begin
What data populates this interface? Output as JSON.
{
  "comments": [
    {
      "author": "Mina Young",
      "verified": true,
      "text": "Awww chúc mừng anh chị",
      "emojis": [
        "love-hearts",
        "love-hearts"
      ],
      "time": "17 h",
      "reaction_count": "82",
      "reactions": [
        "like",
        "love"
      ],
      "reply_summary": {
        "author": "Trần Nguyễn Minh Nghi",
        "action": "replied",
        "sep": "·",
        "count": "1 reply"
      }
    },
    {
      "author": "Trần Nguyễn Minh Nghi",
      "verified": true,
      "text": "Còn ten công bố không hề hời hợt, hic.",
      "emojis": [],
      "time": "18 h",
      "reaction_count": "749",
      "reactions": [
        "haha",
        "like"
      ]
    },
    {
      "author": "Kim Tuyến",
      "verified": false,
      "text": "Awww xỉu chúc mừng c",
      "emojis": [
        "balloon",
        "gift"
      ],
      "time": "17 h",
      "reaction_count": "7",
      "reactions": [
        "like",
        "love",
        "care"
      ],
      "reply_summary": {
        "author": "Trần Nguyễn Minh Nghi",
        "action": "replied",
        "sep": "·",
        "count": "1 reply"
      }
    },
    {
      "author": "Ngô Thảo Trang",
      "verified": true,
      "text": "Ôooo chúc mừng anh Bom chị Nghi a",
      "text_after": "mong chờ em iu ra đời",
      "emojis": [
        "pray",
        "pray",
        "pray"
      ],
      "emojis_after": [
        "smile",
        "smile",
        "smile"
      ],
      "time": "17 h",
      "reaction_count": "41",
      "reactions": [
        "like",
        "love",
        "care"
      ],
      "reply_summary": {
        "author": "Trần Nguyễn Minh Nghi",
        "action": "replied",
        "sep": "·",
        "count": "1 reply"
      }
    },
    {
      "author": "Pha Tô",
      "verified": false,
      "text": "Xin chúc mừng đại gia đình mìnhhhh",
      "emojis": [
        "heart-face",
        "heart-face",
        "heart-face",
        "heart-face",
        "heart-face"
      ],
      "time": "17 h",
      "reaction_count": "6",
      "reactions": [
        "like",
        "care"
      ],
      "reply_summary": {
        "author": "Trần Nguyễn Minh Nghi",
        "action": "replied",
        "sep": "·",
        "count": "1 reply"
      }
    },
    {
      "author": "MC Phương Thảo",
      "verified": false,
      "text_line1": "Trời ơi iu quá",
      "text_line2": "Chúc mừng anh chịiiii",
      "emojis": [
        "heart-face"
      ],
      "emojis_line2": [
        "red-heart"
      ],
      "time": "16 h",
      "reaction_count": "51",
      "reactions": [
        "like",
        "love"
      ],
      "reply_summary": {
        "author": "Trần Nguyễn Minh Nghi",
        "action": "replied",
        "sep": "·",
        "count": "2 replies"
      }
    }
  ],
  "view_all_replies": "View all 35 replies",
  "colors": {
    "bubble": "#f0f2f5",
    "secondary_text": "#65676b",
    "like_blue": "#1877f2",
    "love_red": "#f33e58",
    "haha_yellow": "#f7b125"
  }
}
end
_GIVEN INSTRUCTION_
Copy out the full listing exactly.

_SOLVED PROBLEM_
What data populates this interface? Output as JSON.
{
  "comments": [
    {
      "author": "Mina Young",
      "verified": true,
      "text": "Awww chúc mừng anh chị",
      "emojis": [
        "love-hearts",
        "love-hearts"
      ],
      "time": "17 h",
      "reaction_count": "82",
      "reactions": [
        "like",
        "love"
      ],
      "reply_summary": {
        "author": "Trần Nguyễn Minh Nghi",
        "action": "replied",
        "sep": "·",
        "count": "1 reply"
      }
    },
    {
      "author": "Trần Nguyễn Minh Nghi",
      "verified": true,
      "text": "Còn ten công bố không hề hời hợt, hic.",
      "emojis": [],
      "time": "18 h",
      "reaction_count": "749",
      "reactions": [
        "haha",
        "like"
      ]
    },
    {
      "author": "Kim Tuyến",
      "verified": false,
      "text": "Awww xỉu chúc mừng c",
      "emojis": [
        "balloon",
        "gift"
      ],
      "time": "17 h",
      "reaction_count": "7",
      "reactions": [
        "like",
        "love",
        "care"
      ],
      "reply_summary": {
        "author": "Trần Nguyễn Minh Nghi",
        "action": "replied",
        "sep": "·",
        "count": "1 reply"
      }
    },
    {
      "author": "Ngô Thảo Trang",
      "verified": true,
      "text": "Ôooo chúc mừng anh Bom chị Nghi a",
      "text_after": "mong chờ em iu ra đời",
      "emojis": [
        "pray",
        "pray",
        "pray"
      ],
      "emojis_after": [
        "smile",
        "smile",
        "smile"
      ],
      "time": "17 h",
      "reaction_count": "41",
      "reactions": [
        "like",
        "love",
        "care"
      ],
      "reply_summary": {
        "author": "Trần Nguyễn Minh Nghi",
        "action": "replied",
        "sep": "·",
        "count": "1 reply"
      }
    },
    {
      "author": "Pha Tô",
      "verified": false,
      "text": "Xin chúc mừng đại gia đình mìnhhhh",
      "emojis": [
        "heart-face",
        "heart-face",
        "heart-face",
        "heart-face",
        "heart-face"
      ],
      "time": "17 h",
      "reaction_count": "6",
      "reactions": [
        "like",
        "care"
      ],
      "reply_summary": {
        "author": "Trần Nguyễn Minh Nghi",
        "action": "replied",
        "sep": "·",
        "count": "1 reply"
      }
    },
    {
      "author": "MC Phương Thảo",
      "verified": false,
      "text_line1": "Trời ơi iu quá",
      "text_line2": "Chúc mừng anh chịiiii",
      "emojis": [
        "heart-face"
      ],
      "emojis_line2": [
        "red-heart"
      ],
      "time": "16 h",
      "reaction_count": "51",
      "reactions": [
        "like",
        "love"
      ],
      "reply_summary": {
        "author": "Trần Nguyễn Minh Nghi",
        "action": "replied",
        "sep": "·",
        "count": "2 replies"
      }
    }
  ],
  "view_all_replies": "View all 35 replies",
  "colors": {
    "bubble": "#f0f2f5",
    "secondary_text": "#65676b",
    "like_blue": "#1877f2",
    "love_red": "#f33e58",
    "haha_yellow": "#f7b125"
  }
}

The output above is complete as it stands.